◆ Work instructions: Your answer should be a single number: the count of lines that include the word "SENI".

----- Extracted information -----

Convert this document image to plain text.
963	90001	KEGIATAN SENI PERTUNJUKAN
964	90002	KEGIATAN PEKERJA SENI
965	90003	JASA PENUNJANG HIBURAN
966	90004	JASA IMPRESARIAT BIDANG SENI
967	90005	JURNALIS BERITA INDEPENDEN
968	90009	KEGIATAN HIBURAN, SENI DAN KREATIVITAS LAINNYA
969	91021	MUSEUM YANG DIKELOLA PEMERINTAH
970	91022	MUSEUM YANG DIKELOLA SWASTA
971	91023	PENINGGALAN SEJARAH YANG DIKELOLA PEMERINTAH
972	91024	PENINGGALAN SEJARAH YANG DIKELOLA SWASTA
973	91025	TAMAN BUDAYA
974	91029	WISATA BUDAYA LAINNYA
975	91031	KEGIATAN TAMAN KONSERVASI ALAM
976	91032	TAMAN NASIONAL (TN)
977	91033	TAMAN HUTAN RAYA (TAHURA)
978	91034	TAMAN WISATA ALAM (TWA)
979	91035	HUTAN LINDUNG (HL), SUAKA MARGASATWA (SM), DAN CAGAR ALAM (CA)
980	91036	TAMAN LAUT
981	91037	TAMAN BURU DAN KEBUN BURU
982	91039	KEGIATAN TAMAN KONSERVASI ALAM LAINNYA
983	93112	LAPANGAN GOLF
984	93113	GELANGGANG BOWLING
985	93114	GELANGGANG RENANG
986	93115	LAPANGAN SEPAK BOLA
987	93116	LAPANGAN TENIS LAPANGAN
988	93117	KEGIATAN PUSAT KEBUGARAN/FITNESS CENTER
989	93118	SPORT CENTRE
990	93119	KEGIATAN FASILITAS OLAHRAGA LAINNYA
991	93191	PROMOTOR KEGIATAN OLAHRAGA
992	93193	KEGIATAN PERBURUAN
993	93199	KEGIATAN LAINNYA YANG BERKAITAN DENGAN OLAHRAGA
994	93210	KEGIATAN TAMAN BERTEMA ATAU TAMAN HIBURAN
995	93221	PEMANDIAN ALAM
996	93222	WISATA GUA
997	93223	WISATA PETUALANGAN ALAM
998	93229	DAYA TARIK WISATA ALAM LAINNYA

-----

◆ Exercise response: 4